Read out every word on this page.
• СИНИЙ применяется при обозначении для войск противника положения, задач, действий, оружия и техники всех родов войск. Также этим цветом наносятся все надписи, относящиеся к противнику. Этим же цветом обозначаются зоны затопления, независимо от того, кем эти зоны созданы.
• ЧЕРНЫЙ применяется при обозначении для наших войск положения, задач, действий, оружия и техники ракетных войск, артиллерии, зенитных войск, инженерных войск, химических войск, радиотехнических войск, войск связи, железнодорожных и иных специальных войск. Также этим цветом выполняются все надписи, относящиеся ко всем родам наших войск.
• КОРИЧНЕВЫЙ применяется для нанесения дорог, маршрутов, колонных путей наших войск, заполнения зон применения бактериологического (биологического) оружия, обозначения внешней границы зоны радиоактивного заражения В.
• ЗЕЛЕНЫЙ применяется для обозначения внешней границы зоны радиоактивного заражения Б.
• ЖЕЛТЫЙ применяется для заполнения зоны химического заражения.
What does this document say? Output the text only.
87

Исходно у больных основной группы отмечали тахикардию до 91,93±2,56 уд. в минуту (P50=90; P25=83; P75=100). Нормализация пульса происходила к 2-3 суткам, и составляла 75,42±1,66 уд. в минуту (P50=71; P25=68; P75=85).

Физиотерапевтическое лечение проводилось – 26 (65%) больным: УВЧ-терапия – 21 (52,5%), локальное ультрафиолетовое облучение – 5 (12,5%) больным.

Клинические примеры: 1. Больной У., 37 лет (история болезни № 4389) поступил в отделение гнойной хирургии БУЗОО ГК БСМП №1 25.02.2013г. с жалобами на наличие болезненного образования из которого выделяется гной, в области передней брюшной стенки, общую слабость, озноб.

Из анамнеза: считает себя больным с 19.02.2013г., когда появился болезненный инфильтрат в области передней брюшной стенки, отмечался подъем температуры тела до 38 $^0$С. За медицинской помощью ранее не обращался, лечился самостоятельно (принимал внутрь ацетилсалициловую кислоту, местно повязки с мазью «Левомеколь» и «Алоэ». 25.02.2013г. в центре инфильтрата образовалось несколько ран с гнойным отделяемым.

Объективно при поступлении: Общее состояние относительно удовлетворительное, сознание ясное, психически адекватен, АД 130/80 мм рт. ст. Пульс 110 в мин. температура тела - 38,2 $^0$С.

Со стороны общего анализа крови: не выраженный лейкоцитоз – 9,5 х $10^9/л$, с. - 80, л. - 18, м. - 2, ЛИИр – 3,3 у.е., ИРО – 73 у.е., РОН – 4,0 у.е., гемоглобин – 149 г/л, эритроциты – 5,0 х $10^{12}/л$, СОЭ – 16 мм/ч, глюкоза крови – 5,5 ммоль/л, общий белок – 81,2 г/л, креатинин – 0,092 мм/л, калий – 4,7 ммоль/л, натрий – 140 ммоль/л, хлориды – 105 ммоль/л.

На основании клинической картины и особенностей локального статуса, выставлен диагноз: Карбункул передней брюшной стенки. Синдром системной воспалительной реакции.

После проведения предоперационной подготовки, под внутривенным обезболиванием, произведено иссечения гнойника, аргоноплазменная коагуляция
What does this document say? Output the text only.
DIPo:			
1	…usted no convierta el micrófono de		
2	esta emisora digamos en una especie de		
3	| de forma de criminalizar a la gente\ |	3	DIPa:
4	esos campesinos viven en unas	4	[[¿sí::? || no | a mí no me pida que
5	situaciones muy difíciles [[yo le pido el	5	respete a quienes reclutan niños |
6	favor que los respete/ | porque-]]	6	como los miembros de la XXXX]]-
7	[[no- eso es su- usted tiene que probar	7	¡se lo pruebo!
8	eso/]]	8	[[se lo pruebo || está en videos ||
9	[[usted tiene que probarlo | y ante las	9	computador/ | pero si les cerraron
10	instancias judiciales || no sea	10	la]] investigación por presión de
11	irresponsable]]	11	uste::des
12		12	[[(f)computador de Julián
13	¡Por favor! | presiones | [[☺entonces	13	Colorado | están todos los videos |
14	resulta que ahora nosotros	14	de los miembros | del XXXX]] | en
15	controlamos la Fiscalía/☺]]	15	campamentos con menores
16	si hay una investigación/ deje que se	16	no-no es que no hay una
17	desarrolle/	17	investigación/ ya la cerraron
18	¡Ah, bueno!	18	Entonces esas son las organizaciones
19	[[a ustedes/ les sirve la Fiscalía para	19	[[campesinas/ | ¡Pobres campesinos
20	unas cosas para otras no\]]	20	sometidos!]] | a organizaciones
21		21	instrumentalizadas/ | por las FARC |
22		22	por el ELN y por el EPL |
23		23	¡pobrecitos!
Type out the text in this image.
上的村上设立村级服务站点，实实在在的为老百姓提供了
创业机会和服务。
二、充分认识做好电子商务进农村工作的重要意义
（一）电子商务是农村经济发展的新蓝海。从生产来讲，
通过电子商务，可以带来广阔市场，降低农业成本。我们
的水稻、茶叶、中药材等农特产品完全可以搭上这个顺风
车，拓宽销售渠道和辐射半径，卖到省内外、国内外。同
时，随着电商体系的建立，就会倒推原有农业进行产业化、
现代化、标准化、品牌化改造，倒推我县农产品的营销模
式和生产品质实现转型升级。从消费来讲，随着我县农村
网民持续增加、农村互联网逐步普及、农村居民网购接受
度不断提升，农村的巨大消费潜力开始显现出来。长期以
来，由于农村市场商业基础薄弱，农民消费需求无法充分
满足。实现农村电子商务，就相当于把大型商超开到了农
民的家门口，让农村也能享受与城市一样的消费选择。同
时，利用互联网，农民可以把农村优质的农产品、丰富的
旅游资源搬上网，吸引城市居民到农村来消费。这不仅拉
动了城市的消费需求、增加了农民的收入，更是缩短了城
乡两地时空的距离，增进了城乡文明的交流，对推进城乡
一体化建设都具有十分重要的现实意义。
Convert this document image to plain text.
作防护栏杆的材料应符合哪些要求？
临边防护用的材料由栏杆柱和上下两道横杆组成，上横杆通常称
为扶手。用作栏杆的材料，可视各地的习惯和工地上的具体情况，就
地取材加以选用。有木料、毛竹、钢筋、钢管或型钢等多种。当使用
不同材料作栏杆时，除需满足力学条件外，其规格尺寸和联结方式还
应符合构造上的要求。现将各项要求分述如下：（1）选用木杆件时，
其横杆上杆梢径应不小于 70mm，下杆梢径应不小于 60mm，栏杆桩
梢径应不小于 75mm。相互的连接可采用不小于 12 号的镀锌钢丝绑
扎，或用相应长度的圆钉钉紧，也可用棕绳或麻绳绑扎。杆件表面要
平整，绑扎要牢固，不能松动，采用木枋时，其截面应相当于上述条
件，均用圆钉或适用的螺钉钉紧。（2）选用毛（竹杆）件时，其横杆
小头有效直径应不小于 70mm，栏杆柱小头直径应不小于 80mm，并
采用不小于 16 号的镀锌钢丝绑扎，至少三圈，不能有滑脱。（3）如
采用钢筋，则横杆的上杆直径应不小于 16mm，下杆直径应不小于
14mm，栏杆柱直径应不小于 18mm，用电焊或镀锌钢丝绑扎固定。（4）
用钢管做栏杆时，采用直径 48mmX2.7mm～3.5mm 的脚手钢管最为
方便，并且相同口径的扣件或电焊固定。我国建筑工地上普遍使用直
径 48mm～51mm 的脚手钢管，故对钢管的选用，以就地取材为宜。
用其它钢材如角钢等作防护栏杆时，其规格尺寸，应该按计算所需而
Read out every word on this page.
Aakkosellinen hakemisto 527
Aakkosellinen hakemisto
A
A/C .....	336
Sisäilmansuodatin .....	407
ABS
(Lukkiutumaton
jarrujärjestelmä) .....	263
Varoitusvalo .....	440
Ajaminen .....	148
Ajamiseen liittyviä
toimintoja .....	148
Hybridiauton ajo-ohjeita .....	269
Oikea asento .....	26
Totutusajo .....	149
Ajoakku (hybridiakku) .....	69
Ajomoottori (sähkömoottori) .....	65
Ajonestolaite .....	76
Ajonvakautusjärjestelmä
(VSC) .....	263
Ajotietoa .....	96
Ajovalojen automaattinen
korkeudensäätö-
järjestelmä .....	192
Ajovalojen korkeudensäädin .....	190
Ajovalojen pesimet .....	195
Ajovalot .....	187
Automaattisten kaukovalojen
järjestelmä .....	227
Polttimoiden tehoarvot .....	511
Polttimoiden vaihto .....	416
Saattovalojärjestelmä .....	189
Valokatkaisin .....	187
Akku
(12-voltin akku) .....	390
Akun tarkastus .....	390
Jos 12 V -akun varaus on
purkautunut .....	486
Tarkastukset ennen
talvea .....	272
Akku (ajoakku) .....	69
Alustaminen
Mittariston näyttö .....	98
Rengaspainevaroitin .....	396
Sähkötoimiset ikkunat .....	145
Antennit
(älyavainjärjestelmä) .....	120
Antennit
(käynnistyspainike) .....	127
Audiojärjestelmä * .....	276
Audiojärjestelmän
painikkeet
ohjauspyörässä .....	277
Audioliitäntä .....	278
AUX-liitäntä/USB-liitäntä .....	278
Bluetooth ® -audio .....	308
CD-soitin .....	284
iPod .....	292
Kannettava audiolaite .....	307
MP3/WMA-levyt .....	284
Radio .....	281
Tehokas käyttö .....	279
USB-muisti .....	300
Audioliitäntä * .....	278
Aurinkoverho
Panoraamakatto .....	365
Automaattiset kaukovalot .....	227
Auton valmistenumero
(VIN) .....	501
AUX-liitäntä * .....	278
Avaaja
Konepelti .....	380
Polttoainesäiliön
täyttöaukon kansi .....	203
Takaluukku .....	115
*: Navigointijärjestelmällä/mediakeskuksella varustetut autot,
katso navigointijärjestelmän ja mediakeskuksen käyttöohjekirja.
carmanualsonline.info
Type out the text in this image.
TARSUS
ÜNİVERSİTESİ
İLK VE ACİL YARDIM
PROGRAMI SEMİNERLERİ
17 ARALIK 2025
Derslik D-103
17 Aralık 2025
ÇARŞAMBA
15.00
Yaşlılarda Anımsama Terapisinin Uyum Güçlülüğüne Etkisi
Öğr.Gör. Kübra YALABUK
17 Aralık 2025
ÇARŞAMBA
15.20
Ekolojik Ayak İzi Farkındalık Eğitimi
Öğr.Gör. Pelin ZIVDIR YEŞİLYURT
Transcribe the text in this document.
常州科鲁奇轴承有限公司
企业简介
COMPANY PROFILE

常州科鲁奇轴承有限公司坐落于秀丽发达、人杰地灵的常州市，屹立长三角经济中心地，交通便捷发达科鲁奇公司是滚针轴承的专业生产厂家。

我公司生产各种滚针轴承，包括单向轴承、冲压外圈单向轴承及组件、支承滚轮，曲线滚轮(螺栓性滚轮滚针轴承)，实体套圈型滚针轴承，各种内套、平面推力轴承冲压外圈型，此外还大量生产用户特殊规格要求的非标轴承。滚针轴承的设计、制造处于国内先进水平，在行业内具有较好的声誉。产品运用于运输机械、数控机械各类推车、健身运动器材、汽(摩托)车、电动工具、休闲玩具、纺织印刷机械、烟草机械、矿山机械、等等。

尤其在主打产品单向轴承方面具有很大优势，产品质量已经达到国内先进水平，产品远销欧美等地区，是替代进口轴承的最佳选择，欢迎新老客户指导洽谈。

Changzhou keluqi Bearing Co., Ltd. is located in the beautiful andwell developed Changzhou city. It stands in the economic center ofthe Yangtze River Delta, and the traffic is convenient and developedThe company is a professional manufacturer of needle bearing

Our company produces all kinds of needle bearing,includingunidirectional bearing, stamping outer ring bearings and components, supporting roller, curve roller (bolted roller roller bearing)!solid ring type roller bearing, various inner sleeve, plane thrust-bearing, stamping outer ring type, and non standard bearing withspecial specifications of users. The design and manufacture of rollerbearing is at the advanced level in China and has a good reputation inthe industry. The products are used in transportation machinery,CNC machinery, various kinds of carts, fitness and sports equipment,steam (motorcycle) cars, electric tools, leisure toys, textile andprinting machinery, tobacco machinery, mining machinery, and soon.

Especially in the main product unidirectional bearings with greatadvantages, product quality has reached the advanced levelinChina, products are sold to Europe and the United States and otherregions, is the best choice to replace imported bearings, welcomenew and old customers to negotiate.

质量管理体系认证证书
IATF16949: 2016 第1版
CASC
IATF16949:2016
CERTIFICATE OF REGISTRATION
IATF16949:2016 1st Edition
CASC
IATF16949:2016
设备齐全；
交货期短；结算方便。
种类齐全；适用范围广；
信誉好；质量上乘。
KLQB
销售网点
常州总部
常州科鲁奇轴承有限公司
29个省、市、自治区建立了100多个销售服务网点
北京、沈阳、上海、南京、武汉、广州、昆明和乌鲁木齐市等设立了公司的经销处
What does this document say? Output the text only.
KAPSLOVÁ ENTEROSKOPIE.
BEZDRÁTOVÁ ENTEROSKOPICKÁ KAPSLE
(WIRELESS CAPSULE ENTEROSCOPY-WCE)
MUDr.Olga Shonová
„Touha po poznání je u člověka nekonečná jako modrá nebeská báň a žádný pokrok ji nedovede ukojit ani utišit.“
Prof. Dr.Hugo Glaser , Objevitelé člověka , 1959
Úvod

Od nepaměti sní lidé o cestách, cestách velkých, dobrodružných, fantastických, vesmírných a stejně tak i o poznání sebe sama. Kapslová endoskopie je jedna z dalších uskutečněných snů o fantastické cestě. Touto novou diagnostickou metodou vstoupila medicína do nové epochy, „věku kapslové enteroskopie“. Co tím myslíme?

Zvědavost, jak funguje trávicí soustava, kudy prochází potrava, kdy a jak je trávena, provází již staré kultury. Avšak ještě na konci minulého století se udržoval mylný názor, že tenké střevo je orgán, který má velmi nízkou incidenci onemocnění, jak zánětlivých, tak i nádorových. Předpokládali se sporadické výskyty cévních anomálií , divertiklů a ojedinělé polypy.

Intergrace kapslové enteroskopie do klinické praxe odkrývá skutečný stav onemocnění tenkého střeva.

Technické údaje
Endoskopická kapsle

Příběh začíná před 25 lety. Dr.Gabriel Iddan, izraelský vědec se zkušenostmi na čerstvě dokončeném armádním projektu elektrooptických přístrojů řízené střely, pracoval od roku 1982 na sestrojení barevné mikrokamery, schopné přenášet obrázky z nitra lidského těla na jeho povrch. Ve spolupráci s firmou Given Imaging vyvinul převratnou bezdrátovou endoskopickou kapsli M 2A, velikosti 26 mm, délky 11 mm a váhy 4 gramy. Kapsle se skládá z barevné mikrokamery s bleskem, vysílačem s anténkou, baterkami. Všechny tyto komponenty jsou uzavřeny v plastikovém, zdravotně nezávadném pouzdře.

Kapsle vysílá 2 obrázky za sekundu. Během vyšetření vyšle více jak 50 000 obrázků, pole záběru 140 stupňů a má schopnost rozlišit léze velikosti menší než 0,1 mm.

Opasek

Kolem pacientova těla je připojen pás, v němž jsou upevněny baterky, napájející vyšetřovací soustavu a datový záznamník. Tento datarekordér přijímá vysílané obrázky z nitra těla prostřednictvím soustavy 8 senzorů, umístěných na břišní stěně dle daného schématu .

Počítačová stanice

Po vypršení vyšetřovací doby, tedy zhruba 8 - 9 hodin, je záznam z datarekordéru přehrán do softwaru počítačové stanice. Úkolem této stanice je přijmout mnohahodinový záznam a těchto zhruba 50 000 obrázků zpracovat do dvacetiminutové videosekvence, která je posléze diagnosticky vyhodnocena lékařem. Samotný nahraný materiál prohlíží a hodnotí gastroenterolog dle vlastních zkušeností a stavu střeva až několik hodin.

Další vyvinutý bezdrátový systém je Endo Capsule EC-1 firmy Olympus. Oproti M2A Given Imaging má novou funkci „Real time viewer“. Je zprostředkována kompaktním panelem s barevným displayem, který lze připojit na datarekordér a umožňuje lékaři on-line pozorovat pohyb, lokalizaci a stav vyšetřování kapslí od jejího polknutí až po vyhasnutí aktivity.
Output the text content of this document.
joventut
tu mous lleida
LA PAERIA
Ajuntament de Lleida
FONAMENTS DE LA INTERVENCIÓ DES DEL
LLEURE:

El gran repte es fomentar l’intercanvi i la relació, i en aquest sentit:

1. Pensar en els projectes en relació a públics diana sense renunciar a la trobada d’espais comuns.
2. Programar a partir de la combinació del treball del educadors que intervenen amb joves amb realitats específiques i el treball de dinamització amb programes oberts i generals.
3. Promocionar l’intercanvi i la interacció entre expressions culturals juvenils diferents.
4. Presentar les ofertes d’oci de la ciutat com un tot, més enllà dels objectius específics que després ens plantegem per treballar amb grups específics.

» Work to complete: Look through the records and gather each line with the word "заражения".

» Result:
• КОРИЧНЕВЫЙ применяется для нанесения дорог, маршрутов, колонных путей наших войск, заполнения зон применения бактериологического (биологического) оружия, обозначения внешней границы зоны радиоактивного заражения В.
• ЗЕЛЕНЫЙ применяется для обозначения внешней границы зоны радиоактивного заражения Б.
• ЖЕЛТЫЙ применяется для заполнения зоны химического заражения.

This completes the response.